## EXERCISE OBJECTIVE
Pull each line holding the word "spectrogram" from the data.

Excerpt from a dataset:

^^^^^^^^

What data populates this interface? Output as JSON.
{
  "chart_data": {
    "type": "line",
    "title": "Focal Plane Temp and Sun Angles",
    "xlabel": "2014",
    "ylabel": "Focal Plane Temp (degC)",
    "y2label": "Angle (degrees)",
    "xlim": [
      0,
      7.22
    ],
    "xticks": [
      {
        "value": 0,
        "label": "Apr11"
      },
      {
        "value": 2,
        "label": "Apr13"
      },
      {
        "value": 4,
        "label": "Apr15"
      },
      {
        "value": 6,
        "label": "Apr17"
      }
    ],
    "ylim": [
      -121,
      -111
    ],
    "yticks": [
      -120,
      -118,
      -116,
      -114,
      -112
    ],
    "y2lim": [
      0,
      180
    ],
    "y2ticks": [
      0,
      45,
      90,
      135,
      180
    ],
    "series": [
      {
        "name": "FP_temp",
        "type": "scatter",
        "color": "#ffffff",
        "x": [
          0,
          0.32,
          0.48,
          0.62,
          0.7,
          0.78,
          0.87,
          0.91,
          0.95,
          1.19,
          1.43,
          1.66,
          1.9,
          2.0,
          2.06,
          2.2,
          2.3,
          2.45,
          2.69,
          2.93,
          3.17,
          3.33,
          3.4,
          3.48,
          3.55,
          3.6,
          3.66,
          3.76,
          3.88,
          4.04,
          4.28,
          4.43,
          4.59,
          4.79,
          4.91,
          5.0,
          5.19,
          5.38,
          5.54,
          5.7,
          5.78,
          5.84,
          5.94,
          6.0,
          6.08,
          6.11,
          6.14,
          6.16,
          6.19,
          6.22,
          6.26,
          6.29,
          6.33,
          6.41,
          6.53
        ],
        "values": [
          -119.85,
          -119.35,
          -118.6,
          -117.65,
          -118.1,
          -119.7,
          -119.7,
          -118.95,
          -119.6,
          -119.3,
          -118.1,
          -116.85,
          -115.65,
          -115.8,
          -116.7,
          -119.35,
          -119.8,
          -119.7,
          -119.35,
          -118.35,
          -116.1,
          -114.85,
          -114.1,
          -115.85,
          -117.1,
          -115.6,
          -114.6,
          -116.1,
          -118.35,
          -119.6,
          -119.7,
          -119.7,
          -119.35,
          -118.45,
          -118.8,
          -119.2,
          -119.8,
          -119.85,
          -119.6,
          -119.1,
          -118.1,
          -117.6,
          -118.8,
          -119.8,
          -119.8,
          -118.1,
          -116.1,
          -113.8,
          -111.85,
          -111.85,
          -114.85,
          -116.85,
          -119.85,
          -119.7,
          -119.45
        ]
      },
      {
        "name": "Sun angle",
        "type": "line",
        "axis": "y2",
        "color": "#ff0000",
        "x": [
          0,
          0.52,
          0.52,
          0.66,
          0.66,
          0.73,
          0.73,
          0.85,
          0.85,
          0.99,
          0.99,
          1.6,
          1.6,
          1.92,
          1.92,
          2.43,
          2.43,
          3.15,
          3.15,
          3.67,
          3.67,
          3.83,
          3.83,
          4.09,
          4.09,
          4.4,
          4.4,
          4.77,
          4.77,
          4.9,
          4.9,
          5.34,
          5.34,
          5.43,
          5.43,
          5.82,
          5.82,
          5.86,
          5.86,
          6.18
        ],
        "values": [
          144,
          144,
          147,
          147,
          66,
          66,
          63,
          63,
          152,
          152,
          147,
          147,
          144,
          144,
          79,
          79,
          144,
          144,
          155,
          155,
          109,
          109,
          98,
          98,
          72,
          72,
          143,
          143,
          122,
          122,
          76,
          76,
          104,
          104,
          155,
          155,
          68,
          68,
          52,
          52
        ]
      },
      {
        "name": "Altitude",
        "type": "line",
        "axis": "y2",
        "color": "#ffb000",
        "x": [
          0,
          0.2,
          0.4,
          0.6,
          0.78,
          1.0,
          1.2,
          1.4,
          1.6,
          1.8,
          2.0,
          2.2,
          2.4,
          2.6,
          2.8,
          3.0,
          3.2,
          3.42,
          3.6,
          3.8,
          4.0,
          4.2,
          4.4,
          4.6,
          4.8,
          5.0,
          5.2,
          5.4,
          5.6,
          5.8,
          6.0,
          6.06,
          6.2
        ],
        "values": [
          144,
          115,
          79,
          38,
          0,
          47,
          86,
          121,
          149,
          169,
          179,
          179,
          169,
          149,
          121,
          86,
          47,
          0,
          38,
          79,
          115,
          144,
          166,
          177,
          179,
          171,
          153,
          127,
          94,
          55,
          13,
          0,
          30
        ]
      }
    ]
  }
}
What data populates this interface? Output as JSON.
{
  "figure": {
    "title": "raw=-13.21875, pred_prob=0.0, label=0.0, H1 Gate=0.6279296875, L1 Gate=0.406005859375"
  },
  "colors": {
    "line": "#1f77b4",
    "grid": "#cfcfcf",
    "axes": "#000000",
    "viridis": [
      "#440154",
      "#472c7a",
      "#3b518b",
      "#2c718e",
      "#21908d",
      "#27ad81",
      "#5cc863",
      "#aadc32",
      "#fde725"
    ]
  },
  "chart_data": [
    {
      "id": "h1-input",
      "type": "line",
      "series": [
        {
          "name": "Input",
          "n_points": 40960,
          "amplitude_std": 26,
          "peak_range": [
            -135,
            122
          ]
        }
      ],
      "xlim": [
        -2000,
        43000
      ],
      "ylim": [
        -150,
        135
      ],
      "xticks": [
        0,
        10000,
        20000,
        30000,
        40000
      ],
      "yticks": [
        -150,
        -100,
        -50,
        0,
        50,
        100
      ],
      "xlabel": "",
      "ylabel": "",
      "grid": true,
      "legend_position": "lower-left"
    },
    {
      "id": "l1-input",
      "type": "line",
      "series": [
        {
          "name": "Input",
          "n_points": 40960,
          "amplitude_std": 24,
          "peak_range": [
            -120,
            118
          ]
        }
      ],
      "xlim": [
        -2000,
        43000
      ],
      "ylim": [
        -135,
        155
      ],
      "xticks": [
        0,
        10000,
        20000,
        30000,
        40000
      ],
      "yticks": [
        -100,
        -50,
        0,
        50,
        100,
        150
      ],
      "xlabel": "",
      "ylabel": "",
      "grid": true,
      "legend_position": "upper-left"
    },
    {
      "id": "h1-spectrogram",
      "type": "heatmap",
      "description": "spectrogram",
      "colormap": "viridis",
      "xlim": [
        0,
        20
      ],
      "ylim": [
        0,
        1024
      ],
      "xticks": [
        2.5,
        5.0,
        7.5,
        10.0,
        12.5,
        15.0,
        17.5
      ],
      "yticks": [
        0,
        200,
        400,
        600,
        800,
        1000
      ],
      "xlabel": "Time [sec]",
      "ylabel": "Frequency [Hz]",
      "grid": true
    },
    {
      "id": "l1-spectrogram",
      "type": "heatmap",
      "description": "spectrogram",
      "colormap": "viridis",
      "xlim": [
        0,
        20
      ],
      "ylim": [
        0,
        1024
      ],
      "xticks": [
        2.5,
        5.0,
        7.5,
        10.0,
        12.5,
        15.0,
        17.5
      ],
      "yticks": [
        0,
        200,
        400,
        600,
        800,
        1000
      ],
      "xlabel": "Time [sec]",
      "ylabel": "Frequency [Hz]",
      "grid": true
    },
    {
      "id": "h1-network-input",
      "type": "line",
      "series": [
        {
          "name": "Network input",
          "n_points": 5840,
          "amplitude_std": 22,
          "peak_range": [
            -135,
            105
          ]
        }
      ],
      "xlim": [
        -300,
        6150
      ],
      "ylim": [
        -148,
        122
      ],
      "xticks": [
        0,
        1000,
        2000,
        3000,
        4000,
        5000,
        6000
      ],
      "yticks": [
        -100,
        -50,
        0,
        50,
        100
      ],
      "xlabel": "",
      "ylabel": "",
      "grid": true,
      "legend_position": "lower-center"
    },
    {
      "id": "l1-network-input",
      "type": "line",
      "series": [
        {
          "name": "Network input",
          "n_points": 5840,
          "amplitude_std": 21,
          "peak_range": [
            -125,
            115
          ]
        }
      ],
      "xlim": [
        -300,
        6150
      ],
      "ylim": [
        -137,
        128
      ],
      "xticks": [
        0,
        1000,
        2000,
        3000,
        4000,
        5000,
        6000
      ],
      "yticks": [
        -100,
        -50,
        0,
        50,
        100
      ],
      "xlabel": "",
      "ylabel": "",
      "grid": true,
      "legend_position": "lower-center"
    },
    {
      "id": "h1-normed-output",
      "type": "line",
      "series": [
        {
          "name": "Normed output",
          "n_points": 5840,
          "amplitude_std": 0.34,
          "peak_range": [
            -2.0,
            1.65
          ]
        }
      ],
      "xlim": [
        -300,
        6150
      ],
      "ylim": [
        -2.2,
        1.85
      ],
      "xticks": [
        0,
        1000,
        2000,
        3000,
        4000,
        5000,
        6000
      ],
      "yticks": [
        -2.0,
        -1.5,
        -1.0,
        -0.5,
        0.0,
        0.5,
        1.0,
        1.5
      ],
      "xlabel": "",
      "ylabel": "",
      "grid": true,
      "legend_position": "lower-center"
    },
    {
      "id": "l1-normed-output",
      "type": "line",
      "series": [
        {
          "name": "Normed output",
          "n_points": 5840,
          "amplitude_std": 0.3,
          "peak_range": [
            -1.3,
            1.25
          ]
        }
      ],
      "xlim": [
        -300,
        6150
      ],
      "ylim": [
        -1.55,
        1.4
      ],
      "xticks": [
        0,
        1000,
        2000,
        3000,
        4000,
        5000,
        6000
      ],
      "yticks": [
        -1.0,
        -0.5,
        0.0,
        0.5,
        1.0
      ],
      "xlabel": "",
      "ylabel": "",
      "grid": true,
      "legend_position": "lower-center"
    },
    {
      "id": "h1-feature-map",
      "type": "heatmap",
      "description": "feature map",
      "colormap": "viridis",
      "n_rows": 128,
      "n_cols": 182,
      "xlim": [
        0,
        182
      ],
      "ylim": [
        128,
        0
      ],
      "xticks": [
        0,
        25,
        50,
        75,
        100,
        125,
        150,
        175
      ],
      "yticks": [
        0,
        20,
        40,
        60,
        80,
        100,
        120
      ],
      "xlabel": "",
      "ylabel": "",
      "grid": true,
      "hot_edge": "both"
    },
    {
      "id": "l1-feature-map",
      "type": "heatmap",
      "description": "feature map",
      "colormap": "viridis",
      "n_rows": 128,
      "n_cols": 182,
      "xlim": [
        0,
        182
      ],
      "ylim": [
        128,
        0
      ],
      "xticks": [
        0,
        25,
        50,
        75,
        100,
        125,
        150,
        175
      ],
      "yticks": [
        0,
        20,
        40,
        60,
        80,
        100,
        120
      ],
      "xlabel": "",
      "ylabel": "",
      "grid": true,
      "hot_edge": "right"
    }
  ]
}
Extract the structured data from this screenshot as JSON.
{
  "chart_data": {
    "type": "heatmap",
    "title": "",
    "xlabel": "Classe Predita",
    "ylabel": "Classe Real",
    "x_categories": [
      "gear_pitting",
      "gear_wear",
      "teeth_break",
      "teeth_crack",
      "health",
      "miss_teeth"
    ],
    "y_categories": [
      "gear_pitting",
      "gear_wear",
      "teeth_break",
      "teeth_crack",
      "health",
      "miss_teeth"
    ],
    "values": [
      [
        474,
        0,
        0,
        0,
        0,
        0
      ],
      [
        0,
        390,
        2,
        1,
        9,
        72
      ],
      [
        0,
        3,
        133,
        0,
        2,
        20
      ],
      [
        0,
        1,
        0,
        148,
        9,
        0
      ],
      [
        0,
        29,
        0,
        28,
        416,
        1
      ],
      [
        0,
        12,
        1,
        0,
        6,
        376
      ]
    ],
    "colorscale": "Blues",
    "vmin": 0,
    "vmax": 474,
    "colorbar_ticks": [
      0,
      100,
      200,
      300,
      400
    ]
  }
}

^^^^^^^^

## RESULT OF THIS TASK
      "id": "h1-spectrogram",
      "description": "spectrogram",
      "id": "l1-spectrogram",
      "description": "spectrogram",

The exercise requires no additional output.